→ **Exercise description**:
Pick out the lines in the listing below that contain the word "sécurisé" and copy them.

→ **A run of records**:
▼

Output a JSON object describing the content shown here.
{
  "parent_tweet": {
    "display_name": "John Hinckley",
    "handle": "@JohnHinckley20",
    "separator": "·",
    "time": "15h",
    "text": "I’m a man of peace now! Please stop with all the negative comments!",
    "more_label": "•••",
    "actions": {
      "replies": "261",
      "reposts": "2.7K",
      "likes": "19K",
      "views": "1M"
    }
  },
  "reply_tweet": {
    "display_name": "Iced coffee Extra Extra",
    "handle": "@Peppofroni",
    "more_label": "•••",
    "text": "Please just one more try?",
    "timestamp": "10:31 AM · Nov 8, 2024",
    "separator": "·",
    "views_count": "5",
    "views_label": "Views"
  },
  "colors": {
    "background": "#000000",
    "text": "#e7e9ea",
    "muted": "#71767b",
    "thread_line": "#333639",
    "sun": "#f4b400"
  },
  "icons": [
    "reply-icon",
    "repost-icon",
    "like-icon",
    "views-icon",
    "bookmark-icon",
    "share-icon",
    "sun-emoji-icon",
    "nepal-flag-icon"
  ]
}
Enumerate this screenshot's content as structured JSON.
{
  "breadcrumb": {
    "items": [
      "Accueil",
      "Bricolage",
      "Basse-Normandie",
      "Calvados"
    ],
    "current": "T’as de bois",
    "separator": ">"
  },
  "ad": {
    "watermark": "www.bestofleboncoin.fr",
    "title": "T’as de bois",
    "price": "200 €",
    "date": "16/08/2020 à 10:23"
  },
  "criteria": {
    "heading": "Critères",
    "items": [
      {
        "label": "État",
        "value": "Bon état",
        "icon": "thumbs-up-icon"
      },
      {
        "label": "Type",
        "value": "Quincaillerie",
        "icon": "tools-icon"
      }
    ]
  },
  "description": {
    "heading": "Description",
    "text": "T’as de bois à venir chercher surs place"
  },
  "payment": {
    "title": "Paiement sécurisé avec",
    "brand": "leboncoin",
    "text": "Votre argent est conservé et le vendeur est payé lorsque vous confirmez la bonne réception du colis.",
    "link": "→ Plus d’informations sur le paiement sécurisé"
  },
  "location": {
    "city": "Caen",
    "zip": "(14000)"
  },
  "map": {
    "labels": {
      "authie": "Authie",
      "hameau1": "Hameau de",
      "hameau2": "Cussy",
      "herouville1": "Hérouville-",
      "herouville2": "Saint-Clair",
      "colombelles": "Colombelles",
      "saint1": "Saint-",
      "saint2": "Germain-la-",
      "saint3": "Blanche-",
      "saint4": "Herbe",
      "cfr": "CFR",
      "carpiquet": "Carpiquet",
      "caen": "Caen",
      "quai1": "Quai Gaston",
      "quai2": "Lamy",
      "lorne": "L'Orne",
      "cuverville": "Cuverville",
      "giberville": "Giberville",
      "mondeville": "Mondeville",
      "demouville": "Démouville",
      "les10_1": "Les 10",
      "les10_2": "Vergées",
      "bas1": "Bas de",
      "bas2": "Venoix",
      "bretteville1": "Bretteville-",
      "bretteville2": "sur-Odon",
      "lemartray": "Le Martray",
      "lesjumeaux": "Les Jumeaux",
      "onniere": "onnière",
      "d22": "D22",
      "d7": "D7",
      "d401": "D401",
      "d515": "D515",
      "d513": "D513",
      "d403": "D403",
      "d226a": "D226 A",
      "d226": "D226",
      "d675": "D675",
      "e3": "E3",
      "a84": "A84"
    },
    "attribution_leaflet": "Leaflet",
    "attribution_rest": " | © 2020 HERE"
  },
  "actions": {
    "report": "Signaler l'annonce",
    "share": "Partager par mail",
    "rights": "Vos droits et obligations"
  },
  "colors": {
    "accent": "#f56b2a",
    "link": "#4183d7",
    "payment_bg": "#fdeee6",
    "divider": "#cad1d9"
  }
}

▲

→ **Answer to this problem**:
    "title": "Paiement sécurisé avec",
    "link": "→ Plus d’informations sur le paiement sécurisé"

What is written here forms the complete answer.